§ **WHAT TO WORK ON**:
Identify each line containing the word "circle" and copy it.

-- GIVEN ENTRIES start --

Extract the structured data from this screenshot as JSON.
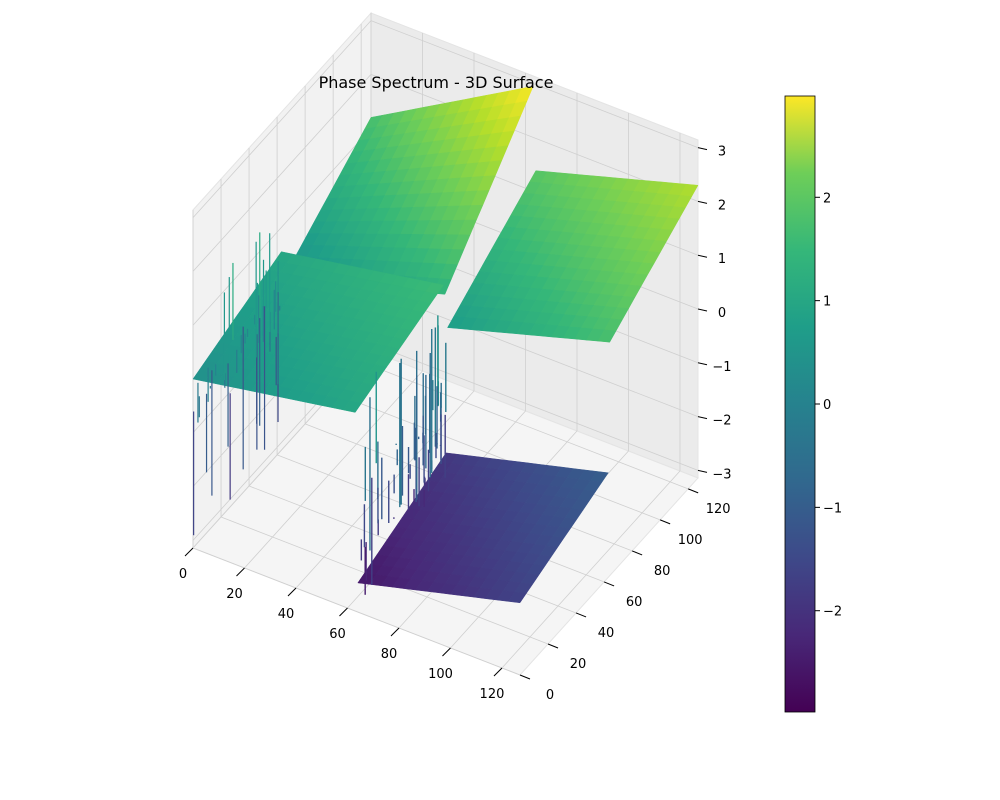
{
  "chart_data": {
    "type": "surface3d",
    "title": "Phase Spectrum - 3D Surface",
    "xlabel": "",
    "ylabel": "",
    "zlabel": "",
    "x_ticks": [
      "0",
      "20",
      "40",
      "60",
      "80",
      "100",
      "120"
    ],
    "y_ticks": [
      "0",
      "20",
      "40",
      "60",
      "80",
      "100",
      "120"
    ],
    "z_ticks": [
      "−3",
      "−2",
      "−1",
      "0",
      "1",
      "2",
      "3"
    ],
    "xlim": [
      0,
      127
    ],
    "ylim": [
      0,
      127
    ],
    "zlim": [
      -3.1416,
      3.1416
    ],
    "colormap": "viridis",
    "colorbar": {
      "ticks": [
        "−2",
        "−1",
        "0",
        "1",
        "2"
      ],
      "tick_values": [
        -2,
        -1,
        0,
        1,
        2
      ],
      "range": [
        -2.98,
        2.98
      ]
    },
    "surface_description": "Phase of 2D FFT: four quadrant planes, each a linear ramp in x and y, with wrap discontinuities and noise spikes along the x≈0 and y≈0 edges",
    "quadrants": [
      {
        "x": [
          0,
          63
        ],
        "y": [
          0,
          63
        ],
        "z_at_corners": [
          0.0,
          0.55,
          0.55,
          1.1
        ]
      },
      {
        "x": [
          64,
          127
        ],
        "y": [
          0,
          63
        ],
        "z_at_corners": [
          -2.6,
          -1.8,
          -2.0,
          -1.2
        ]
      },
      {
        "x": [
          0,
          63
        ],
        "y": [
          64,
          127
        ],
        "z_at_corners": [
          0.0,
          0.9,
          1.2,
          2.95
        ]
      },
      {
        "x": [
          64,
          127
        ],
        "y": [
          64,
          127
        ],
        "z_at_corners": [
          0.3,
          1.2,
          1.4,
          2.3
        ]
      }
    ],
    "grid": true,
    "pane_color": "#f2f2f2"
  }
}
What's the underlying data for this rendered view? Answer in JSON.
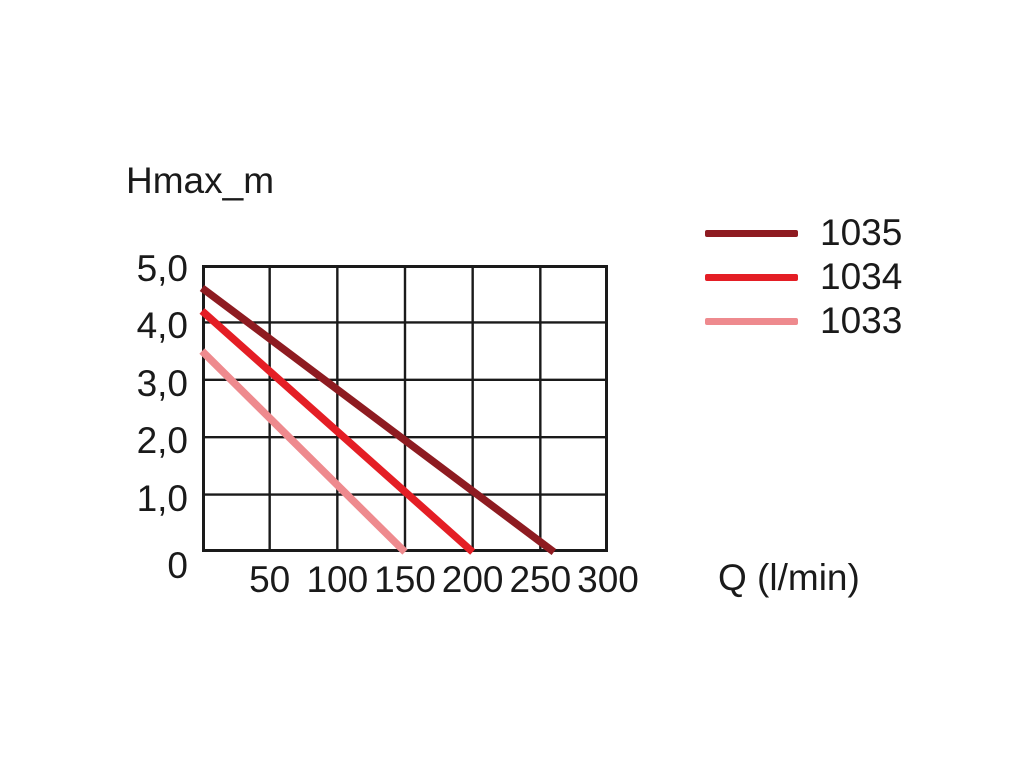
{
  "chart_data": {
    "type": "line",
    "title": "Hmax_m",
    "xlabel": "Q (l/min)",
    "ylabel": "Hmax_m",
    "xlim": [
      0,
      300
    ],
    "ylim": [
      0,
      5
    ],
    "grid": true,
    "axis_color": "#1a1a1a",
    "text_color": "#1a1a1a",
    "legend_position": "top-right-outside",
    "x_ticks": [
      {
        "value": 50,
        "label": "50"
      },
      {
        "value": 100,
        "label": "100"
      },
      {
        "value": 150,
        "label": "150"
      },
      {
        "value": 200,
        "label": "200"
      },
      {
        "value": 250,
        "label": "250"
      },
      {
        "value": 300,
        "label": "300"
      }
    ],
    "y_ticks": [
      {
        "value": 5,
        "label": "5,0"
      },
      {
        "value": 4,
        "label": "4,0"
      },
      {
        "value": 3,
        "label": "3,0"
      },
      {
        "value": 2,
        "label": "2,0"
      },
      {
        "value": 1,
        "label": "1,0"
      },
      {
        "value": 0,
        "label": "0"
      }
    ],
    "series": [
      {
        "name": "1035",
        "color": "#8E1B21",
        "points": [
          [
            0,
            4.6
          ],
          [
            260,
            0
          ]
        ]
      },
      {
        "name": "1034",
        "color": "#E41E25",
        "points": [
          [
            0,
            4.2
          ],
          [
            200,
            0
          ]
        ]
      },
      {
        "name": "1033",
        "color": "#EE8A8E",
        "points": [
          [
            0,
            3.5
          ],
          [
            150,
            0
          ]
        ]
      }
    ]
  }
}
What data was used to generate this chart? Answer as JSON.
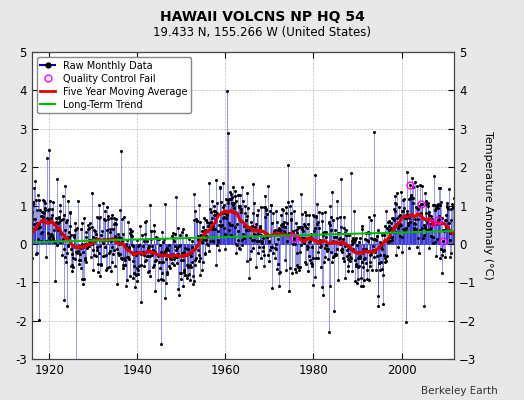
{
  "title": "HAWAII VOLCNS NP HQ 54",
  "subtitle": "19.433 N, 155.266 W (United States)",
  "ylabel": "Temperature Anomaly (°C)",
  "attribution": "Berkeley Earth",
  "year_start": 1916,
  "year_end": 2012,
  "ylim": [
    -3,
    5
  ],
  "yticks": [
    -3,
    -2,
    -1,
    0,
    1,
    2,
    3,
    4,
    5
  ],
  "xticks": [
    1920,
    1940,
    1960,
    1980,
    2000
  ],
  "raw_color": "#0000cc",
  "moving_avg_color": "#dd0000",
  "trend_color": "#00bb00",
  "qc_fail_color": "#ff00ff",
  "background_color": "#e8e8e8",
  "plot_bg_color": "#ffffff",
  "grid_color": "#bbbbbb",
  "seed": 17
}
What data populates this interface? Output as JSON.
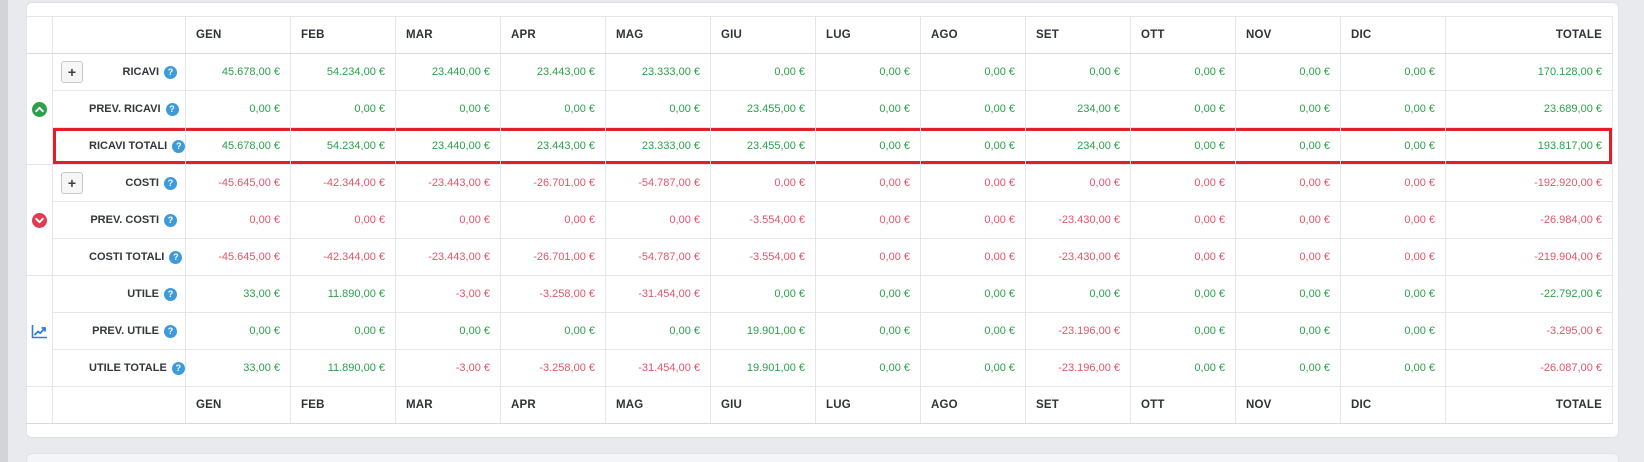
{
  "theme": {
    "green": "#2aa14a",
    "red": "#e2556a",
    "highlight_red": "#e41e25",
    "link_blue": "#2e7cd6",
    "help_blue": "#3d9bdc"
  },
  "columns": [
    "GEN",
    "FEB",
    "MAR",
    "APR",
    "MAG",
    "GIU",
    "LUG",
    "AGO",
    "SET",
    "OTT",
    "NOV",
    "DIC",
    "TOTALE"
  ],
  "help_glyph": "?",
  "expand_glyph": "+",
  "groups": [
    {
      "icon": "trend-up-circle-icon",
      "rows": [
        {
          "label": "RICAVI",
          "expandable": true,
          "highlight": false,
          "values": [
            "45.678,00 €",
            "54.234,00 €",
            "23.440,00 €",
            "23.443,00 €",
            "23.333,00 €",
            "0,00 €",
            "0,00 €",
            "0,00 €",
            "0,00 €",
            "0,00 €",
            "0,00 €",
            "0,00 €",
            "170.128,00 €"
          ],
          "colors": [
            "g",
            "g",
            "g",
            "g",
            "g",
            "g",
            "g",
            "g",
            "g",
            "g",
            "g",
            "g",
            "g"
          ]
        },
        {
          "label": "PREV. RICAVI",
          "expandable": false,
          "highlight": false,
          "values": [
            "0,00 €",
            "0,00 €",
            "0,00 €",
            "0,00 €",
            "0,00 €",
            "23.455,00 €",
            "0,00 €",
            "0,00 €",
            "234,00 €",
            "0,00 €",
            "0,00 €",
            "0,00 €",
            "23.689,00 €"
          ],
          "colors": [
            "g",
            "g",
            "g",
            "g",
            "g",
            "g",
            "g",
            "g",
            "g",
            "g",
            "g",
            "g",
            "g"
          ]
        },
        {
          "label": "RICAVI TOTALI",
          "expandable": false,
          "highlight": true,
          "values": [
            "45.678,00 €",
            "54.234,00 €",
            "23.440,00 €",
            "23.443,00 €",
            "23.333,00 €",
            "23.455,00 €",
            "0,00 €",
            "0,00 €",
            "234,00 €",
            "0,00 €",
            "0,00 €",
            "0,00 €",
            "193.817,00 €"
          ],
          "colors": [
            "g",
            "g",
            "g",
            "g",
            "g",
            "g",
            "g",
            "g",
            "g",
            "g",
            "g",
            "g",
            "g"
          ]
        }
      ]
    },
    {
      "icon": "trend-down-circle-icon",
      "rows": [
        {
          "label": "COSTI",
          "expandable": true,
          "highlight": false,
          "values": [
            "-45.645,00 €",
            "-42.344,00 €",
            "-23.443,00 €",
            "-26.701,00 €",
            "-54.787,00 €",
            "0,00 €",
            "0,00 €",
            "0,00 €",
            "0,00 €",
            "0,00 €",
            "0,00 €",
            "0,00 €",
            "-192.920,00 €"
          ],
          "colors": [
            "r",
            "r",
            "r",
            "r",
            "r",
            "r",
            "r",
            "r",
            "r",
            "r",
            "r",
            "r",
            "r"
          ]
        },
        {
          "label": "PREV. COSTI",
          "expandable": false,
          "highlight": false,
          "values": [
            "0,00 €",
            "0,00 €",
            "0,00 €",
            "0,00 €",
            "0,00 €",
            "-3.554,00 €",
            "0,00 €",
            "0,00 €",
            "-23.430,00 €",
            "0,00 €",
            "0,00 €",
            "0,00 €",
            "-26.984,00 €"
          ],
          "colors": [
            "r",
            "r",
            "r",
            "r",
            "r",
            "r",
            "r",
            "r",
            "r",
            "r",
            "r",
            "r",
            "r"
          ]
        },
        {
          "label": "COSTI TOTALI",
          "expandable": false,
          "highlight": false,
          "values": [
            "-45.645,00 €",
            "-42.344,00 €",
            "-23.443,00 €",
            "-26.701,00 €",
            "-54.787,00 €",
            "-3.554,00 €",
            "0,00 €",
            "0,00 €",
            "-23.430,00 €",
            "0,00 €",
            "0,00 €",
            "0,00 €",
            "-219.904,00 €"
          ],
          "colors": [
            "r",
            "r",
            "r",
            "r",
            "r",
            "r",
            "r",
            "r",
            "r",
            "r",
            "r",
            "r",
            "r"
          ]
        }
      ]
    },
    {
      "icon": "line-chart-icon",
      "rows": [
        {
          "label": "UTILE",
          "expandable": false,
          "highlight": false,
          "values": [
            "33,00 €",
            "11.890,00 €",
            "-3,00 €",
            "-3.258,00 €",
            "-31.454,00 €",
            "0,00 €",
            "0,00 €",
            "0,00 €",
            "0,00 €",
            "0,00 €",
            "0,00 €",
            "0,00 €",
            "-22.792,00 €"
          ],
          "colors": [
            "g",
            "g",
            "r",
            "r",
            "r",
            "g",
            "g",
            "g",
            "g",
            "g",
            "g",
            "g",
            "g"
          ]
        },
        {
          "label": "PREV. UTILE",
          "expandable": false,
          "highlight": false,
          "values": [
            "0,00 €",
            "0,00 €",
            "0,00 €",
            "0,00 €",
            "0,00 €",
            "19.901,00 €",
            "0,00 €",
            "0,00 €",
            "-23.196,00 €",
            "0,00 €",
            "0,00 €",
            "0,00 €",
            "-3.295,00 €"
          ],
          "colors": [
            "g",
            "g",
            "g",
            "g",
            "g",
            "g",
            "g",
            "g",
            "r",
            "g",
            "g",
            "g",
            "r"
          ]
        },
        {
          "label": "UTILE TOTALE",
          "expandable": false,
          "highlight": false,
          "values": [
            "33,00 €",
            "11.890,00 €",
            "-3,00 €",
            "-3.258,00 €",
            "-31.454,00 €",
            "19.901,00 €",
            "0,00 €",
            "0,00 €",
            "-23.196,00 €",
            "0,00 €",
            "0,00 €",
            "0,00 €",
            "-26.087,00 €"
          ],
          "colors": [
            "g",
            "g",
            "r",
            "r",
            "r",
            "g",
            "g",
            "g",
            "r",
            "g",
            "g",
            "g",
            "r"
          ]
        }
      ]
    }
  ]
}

-- GIVEN ENTRIES end --

§ **ANSWER TO THE EXERCISE**:
      "icon": "trend-up-circle-icon",
      "icon": "trend-down-circle-icon",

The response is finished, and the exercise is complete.